(Items from a data source)

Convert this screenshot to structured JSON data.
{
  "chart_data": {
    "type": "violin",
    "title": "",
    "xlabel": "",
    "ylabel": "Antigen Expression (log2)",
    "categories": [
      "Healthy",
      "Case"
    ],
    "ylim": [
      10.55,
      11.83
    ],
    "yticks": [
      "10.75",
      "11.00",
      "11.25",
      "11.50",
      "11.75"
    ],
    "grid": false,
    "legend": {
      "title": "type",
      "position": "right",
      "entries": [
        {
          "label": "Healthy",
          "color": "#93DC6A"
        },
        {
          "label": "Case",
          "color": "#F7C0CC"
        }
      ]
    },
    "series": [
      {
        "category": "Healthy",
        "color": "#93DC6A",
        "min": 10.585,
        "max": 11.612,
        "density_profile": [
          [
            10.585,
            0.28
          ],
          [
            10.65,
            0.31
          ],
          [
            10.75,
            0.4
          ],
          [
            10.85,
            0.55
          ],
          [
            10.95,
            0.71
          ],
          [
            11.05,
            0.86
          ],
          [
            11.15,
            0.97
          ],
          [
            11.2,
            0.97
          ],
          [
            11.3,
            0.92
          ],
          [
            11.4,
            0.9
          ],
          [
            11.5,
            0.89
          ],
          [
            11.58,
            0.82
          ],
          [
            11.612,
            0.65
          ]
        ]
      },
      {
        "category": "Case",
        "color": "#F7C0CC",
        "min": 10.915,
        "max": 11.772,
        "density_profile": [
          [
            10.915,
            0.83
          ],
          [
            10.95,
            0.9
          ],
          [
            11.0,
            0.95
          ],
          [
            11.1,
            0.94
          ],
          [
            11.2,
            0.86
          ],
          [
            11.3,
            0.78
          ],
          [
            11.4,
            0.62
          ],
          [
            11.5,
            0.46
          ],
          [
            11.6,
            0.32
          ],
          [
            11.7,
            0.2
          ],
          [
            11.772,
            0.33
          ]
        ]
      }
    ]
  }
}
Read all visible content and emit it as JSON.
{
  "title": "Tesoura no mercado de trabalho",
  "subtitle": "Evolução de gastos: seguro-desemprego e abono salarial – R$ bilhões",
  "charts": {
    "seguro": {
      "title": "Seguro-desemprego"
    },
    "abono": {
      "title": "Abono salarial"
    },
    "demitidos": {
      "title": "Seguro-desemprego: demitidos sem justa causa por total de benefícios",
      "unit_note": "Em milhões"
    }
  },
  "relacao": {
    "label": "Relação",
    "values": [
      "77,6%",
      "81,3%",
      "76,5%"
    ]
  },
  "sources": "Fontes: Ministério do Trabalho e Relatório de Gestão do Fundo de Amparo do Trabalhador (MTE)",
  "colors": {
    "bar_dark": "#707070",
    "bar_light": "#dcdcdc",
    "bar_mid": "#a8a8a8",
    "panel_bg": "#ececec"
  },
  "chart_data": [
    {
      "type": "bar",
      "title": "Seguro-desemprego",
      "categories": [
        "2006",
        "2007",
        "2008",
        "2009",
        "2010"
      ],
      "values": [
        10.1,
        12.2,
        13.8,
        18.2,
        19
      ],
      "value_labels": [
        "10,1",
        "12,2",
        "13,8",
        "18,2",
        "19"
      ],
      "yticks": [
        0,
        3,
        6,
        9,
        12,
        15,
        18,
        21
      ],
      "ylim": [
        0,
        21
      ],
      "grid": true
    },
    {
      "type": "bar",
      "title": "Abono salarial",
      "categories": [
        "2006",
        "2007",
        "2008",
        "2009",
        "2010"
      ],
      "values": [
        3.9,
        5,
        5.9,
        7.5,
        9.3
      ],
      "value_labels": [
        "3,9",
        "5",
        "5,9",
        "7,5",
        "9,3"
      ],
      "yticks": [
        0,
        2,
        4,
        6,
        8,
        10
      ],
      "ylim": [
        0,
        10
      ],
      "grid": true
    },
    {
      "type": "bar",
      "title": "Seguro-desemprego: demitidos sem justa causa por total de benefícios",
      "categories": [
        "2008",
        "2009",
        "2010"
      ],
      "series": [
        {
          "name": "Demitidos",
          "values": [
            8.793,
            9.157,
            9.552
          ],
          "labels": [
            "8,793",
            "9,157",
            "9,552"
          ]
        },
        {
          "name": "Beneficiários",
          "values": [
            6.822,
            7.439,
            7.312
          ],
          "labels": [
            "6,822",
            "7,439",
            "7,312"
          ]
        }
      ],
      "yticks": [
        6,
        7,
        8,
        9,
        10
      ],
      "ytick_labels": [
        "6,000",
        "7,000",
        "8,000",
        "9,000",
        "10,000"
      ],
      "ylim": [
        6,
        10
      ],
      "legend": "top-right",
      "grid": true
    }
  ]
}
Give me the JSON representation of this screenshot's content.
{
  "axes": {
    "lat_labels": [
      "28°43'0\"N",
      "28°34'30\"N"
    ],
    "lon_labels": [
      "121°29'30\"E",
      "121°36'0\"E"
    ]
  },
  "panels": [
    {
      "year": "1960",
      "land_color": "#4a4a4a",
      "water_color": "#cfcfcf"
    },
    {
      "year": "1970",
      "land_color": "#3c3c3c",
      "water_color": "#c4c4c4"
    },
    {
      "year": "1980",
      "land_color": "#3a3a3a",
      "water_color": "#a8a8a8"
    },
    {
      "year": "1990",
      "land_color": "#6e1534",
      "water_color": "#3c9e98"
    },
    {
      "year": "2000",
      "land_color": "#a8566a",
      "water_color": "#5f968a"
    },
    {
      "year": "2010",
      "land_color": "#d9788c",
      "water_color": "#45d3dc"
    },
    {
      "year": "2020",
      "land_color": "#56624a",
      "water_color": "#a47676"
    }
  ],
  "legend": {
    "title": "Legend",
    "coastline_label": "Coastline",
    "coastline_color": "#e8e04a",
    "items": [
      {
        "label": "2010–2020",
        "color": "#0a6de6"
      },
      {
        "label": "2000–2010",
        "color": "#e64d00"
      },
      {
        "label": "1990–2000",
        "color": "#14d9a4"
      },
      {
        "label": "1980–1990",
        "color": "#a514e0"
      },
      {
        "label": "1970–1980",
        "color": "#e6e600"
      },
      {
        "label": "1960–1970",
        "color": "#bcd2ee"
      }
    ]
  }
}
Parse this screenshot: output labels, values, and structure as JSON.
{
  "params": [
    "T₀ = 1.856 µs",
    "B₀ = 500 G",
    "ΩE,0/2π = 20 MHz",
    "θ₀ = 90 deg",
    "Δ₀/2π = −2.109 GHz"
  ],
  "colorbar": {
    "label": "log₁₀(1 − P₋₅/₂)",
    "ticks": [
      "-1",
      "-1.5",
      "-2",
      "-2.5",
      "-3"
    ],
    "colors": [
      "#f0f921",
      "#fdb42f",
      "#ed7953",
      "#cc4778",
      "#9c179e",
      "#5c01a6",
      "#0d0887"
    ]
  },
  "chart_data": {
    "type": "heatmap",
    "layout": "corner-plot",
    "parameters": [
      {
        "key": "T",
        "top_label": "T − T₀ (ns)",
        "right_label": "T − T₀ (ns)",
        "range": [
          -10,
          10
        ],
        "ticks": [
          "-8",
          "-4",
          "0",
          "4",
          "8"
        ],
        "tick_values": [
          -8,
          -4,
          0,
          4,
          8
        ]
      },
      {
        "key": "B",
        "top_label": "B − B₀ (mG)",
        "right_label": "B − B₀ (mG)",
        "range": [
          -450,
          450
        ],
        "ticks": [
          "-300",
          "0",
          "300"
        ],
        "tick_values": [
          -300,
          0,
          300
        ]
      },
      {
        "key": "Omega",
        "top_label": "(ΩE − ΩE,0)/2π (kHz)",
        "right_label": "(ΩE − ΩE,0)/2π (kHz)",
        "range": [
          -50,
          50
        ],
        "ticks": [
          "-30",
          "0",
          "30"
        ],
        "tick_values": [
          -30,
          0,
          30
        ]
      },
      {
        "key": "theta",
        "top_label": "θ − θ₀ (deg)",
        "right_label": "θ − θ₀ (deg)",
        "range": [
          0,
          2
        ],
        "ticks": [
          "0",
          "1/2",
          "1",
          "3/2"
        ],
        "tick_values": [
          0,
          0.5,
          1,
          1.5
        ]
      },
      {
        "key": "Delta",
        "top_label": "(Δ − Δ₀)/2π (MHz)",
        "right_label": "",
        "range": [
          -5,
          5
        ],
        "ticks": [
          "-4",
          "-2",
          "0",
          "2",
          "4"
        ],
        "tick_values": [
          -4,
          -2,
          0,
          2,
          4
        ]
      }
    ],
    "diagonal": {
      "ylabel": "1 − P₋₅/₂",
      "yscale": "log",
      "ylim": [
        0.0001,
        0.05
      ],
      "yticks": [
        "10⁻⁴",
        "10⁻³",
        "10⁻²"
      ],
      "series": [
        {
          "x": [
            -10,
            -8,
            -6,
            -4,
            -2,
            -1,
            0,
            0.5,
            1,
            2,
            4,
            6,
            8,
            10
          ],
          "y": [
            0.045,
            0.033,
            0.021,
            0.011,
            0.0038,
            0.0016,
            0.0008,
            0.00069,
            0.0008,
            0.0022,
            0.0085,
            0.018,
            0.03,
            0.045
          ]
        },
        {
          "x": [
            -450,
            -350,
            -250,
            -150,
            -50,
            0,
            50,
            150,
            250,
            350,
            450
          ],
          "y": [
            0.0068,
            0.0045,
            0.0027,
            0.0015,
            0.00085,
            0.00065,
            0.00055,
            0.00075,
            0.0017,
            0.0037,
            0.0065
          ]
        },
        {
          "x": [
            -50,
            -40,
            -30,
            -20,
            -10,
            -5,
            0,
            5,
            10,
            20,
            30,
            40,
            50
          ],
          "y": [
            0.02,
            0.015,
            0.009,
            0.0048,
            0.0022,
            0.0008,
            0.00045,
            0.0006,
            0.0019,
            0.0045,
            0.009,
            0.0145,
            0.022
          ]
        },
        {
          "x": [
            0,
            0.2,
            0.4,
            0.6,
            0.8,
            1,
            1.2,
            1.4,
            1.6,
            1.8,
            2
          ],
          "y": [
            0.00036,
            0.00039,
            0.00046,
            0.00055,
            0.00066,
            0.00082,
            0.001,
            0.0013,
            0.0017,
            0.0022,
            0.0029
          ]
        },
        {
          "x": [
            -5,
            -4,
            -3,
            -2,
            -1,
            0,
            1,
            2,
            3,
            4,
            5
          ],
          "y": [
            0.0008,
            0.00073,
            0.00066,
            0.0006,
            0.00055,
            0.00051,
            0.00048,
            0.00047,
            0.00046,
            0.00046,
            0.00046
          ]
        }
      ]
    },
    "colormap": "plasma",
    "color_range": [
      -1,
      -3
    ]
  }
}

EXERCISE TASK: Identify the lines in the entries that hold "screenshot" and return each one.

SOLUTION BELOW:
Convert this screenshot to structured JSON data.
Give me the JSON representation of this screenshot's content.
Parse this screenshot: output labels, values, and structure as JSON.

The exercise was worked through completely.